[start Data to process]
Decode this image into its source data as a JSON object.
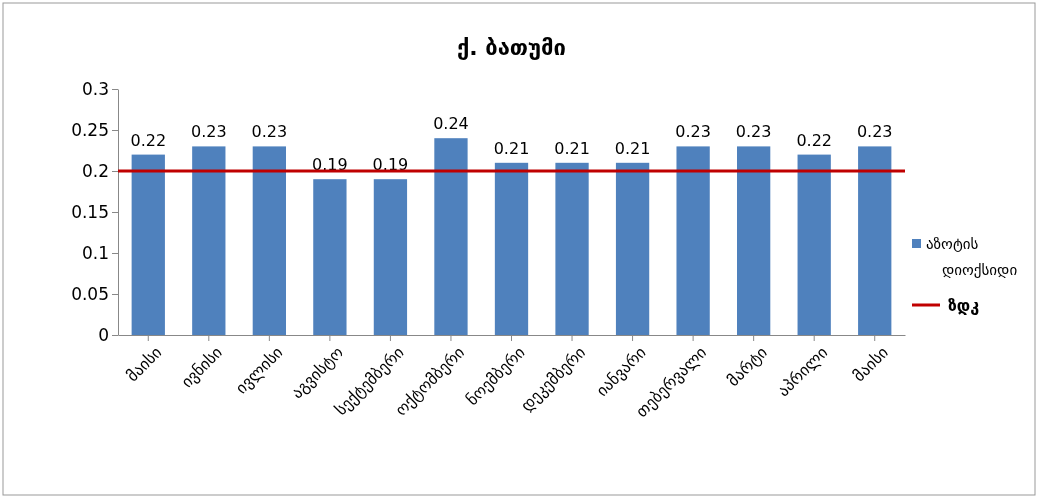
{
  "chart_data": {
    "type": "bar",
    "title": "ქ. ბათუმი",
    "categories": [
      "მაისი",
      "ივნისი",
      "ივლისი",
      "აგვისტო",
      "სექტემბერი",
      "ოქტომბერი",
      "ნოემბერი",
      "დეკემბერი",
      "იანვარი",
      "თებერვალი",
      "მარტი",
      "აპრილი",
      "მაისი"
    ],
    "series": [
      {
        "name": "აზოტის დიოქსიდი",
        "color": "#4f81bd",
        "values": [
          0.22,
          0.23,
          0.23,
          0.19,
          0.19,
          0.24,
          0.21,
          0.21,
          0.21,
          0.23,
          0.23,
          0.22,
          0.23
        ]
      }
    ],
    "ref_lines": [
      {
        "axis": "y",
        "value": 0.2,
        "label": "ზდკ",
        "color": "#c00000"
      }
    ],
    "ylim": [
      0,
      0.3
    ],
    "yticks": [
      0,
      0.05,
      0.1,
      0.15,
      0.2,
      0.25,
      0.3
    ],
    "data_labels": true,
    "legend": "right",
    "grid": false
  }
}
[end Data to process]
__What to produce__
Copy each line in full and exactly, omitting any picture.

__Answer to the task__
Decode this image into its source data as a JSON object.
{
  "chart_data": {
    "type": "bar",
    "title": "ქ. ბათუმი",
    "categories": [
      "მაისი",
      "ივნისი",
      "ივლისი",
      "აგვისტო",
      "სექტემბერი",
      "ოქტომბერი",
      "ნოემბერი",
      "დეკემბერი",
      "იანვარი",
      "თებერვალი",
      "მარტი",
      "აპრილი",
      "მაისი"
    ],
    "series": [
      {
        "name": "აზოტის დიოქსიდი",
        "color": "#4f81bd",
        "values": [
          0.22,
          0.23,
          0.23,
          0.19,
          0.19,
          0.24,
          0.21,
          0.21,
          0.21,
          0.23,
          0.23,
          0.22,
          0.23
        ]
      }
    ],
    "ref_lines": [
      {
        "axis": "y",
        "value": 0.2,
        "label": "ზდკ",
        "color": "#c00000"
      }
    ],
    "ylim": [
      0,
      0.3
    ],
    "yticks": [
      0,
      0.05,
      0.1,
      0.15,
      0.2,
      0.25,
      0.3
    ],
    "data_labels": true,
    "legend": "right",
    "grid": false
  }
}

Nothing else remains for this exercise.